··· SOURCE MATERIAL ···

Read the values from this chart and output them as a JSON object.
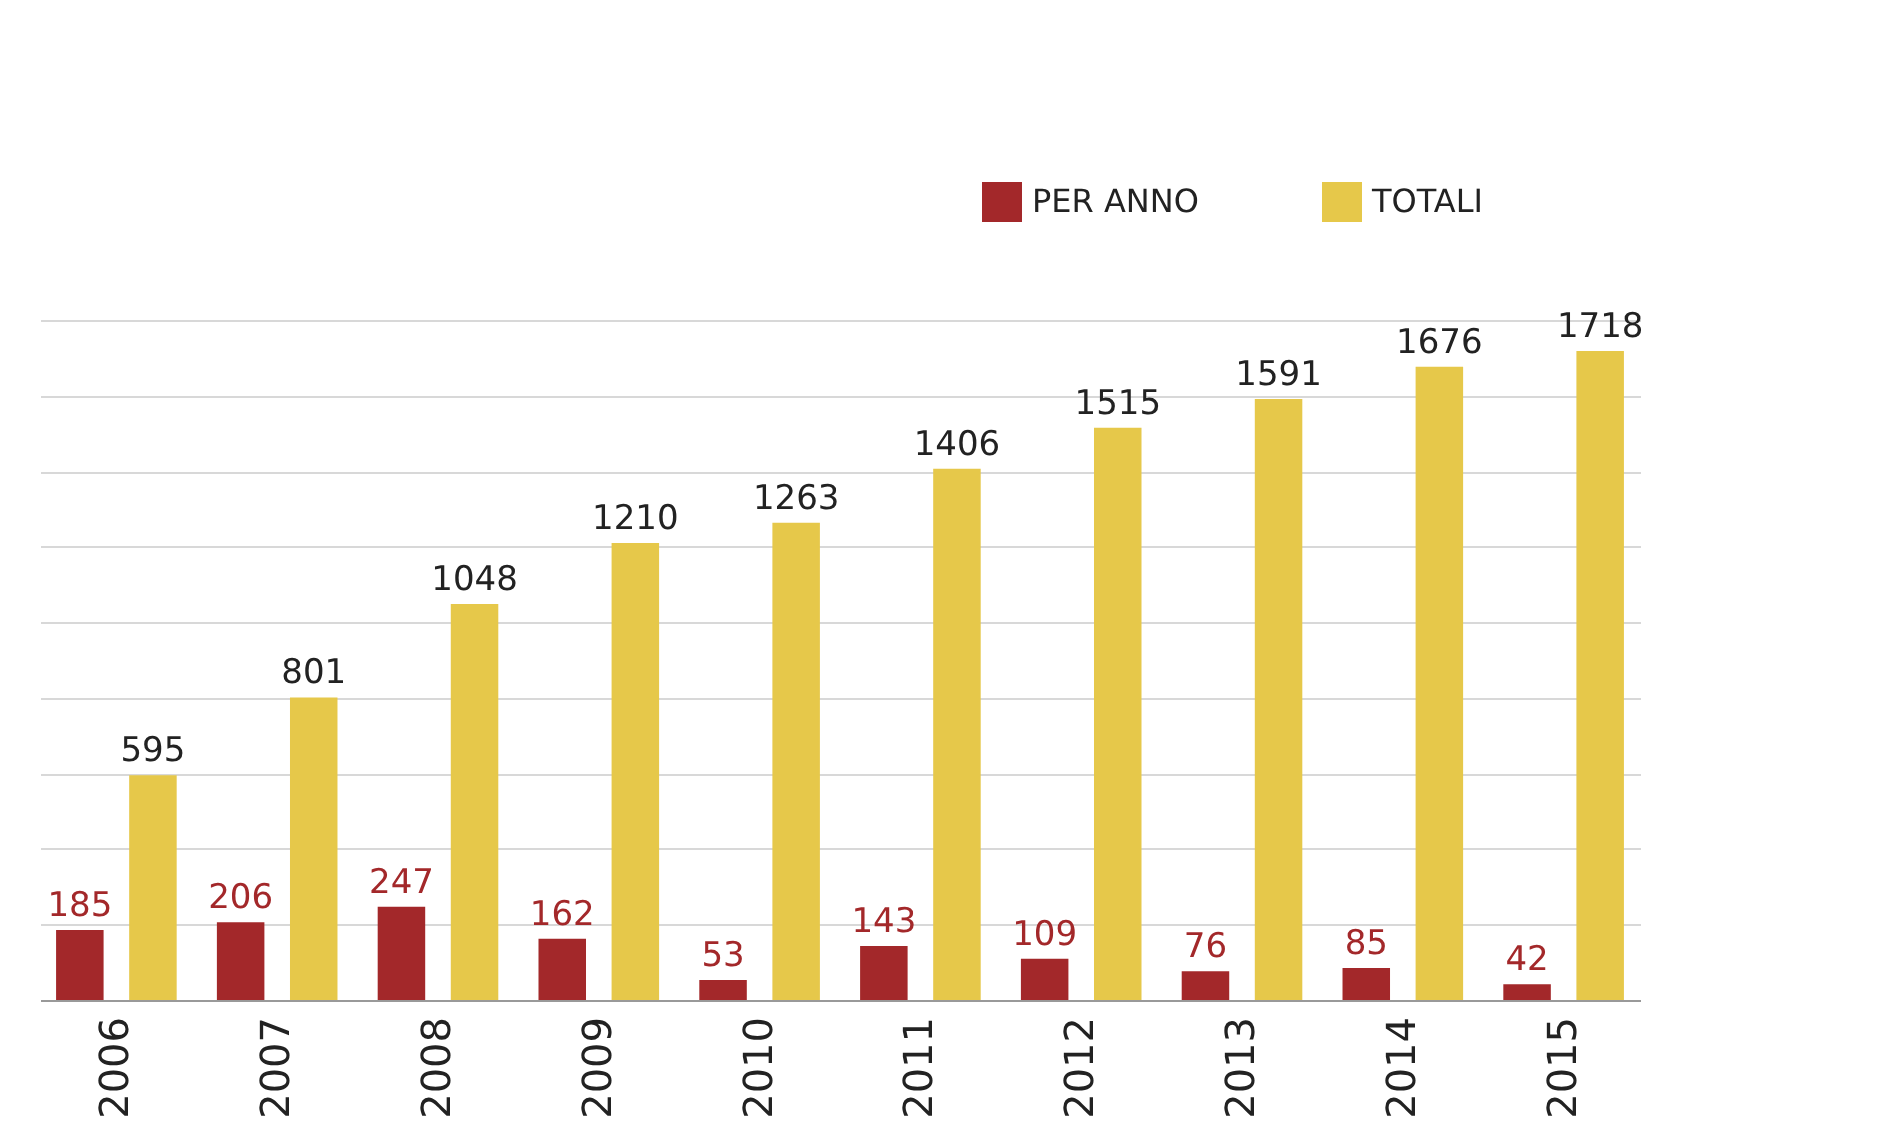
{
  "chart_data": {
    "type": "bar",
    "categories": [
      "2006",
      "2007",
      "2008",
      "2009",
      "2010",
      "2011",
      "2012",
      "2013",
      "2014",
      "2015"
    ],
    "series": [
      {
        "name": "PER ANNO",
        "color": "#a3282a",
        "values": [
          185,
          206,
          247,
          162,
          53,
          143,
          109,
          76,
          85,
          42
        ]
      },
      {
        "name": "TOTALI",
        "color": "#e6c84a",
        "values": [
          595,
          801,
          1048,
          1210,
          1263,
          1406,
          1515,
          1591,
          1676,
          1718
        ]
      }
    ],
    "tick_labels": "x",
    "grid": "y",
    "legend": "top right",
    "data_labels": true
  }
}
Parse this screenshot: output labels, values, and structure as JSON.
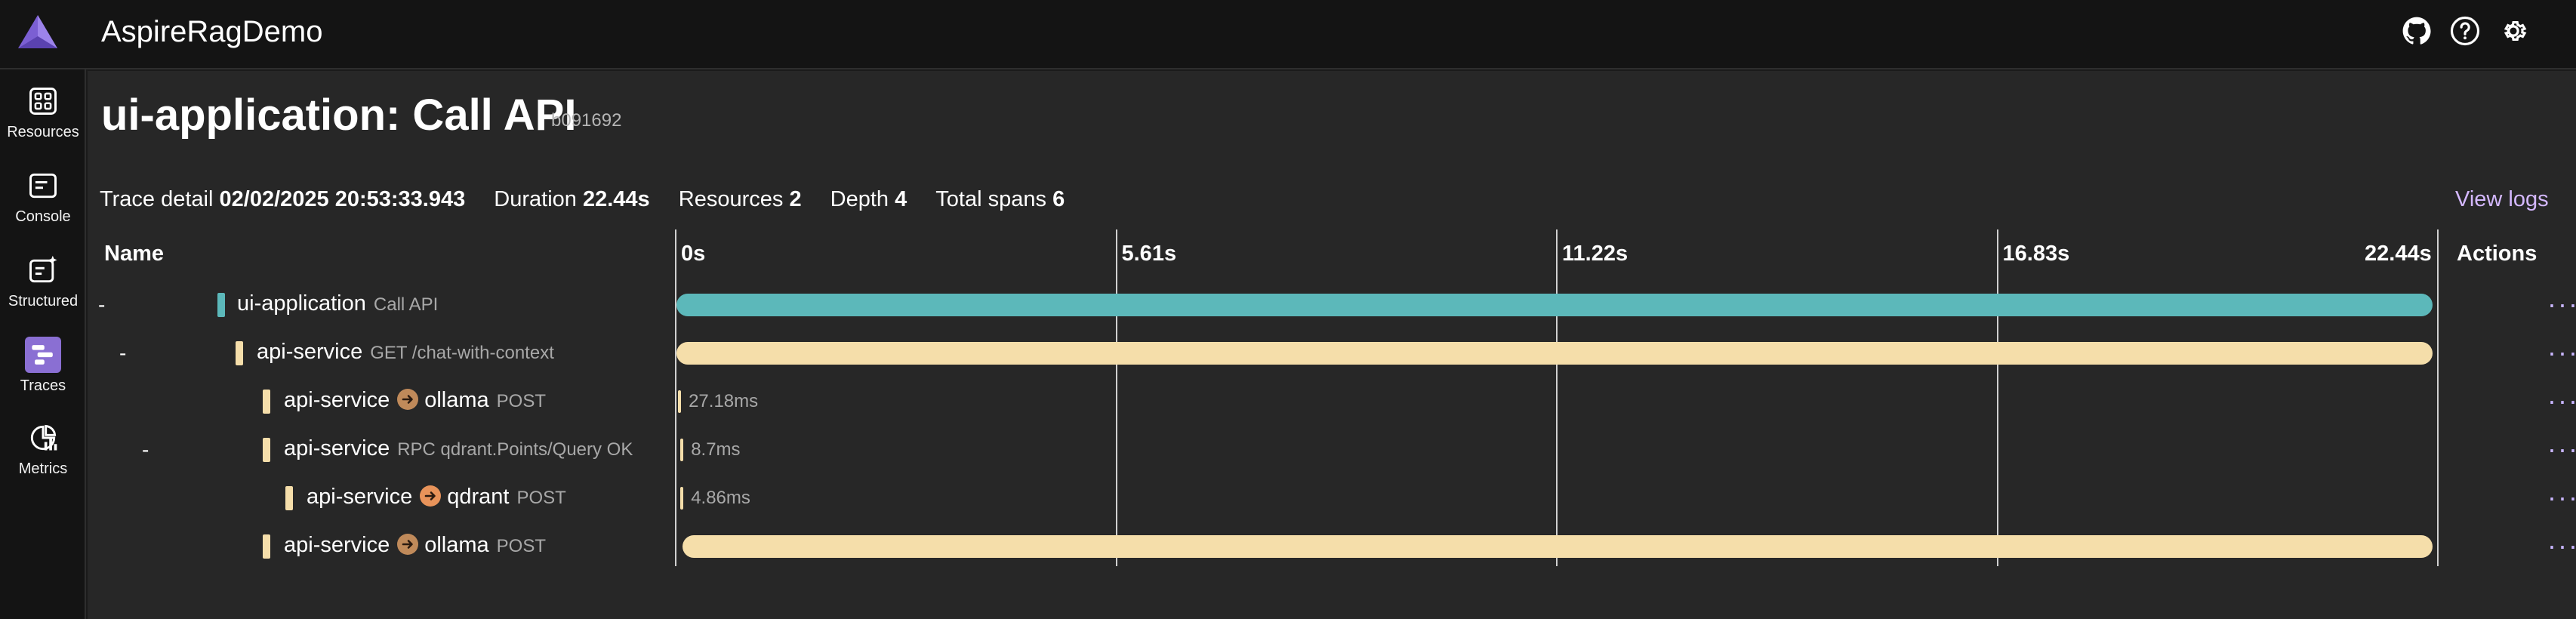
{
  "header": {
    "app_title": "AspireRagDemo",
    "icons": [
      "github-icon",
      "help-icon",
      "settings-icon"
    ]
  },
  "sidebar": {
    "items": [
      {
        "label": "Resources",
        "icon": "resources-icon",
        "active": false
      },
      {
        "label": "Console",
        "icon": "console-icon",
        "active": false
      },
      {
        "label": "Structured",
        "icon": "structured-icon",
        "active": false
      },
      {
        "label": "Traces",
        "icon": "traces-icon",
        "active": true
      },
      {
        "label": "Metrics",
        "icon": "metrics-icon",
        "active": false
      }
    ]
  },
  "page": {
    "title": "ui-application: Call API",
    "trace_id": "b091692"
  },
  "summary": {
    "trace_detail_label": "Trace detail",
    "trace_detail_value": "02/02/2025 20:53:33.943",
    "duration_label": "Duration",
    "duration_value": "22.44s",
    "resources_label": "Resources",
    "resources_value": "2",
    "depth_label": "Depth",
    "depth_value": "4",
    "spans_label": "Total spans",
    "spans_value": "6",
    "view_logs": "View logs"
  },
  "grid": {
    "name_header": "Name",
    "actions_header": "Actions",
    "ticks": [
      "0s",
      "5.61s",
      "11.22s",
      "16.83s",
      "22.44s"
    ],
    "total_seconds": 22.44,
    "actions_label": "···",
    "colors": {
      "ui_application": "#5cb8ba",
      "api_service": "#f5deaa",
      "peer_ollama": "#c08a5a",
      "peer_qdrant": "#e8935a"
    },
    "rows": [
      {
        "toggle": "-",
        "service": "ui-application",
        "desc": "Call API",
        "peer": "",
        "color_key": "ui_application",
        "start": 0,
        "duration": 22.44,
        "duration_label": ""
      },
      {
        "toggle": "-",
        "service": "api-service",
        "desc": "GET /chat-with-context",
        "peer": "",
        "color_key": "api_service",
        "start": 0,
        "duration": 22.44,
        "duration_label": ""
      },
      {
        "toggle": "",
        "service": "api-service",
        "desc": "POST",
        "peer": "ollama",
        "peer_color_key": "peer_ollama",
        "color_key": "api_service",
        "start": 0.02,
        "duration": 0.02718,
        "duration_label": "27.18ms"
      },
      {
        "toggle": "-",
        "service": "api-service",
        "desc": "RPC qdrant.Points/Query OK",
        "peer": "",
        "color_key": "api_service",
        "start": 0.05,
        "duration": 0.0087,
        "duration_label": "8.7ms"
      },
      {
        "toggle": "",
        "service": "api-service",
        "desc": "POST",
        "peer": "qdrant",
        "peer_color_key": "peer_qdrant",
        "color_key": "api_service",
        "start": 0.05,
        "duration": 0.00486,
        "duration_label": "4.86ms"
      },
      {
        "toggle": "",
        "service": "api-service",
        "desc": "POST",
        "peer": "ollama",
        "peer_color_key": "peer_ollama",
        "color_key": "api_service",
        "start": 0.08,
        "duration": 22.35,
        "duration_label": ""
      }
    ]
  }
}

···

(TO BE DONE): Keep the pictures out and write out the records exactly.

(ANSWER TO THE TASK):
Read the values from this chart and output them as a JSON object.
{
  "chart_data": {
    "type": "bar",
    "categories": [
      "2006",
      "2007",
      "2008",
      "2009",
      "2010",
      "2011",
      "2012",
      "2013",
      "2014",
      "2015"
    ],
    "series": [
      {
        "name": "PER ANNO",
        "color": "#a3282a",
        "values": [
          185,
          206,
          247,
          162,
          53,
          143,
          109,
          76,
          85,
          42
        ]
      },
      {
        "name": "TOTALI",
        "color": "#e6c84a",
        "values": [
          595,
          801,
          1048,
          1210,
          1263,
          1406,
          1515,
          1591,
          1676,
          1718
        ]
      }
    ],
    "tick_labels": "x",
    "grid": "y",
    "legend": "top right",
    "data_labels": true
  }
}
Parse this screenshot: output labels, values, and structure as JSON.
{
  "header": {
    "app_title": "AspireRagDemo",
    "icons": [
      "github-icon",
      "help-icon",
      "settings-icon"
    ]
  },
  "sidebar": {
    "items": [
      {
        "label": "Resources",
        "icon": "resources-icon",
        "active": false
      },
      {
        "label": "Console",
        "icon": "console-icon",
        "active": false
      },
      {
        "label": "Structured",
        "icon": "structured-icon",
        "active": false
      },
      {
        "label": "Traces",
        "icon": "traces-icon",
        "active": true
      },
      {
        "label": "Metrics",
        "icon": "metrics-icon",
        "active": false
      }
    ]
  },
  "page": {
    "title": "ui-application: Call API",
    "trace_id": "b091692"
  },
  "summary": {
    "trace_detail_label": "Trace detail",
    "trace_detail_value": "02/02/2025 20:53:33.943",
    "duration_label": "Duration",
    "duration_value": "22.44s",
    "resources_label": "Resources",
    "resources_value": "2",
    "depth_label": "Depth",
    "depth_value": "4",
    "spans_label": "Total spans",
    "spans_value": "6",
    "view_logs": "View logs"
  },
  "grid": {
    "name_header": "Name",
    "actions_header": "Actions",
    "ticks": [
      "0s",
      "5.61s",
      "11.22s",
      "16.83s",
      "22.44s"
    ],
    "total_seconds": 22.44,
    "actions_label": "···",
    "colors": {
      "ui_application": "#5cb8ba",
      "api_service": "#f5deaa",
      "peer_ollama": "#c08a5a",
      "peer_qdrant": "#e8935a"
    },
    "rows": [
      {
        "toggle": "-",
        "service": "ui-application",
        "desc": "Call API",
        "peer": "",
        "color_key": "ui_application",
        "start": 0,
        "duration": 22.44,
        "duration_label": ""
      },
      {
        "toggle": "-",
        "service": "api-service",
        "desc": "GET /chat-with-context",
        "peer": "",
        "color_key": "api_service",
        "start": 0,
        "duration": 22.44,
        "duration_label": ""
      },
      {
        "toggle": "",
        "service": "api-service",
        "desc": "POST",
        "peer": "ollama",
        "peer_color_key": "peer_ollama",
        "color_key": "api_service",
        "start": 0.02,
        "duration": 0.02718,
        "duration_label": "27.18ms"
      },
      {
        "toggle": "-",
        "service": "api-service",
        "desc": "RPC qdrant.Points/Query OK",
        "peer": "",
        "color_key": "api_service",
        "start": 0.05,
        "duration": 0.0087,
        "duration_label": "8.7ms"
      },
      {
        "toggle": "",
        "service": "api-service",
        "desc": "POST",
        "peer": "qdrant",
        "peer_color_key": "peer_qdrant",
        "color_key": "api_service",
        "start": 0.05,
        "duration": 0.00486,
        "duration_label": "4.86ms"
      },
      {
        "toggle": "",
        "service": "api-service",
        "desc": "POST",
        "peer": "ollama",
        "peer_color_key": "peer_ollama",
        "color_key": "api_service",
        "start": 0.08,
        "duration": 22.35,
        "duration_label": ""
      }
    ]
  }
}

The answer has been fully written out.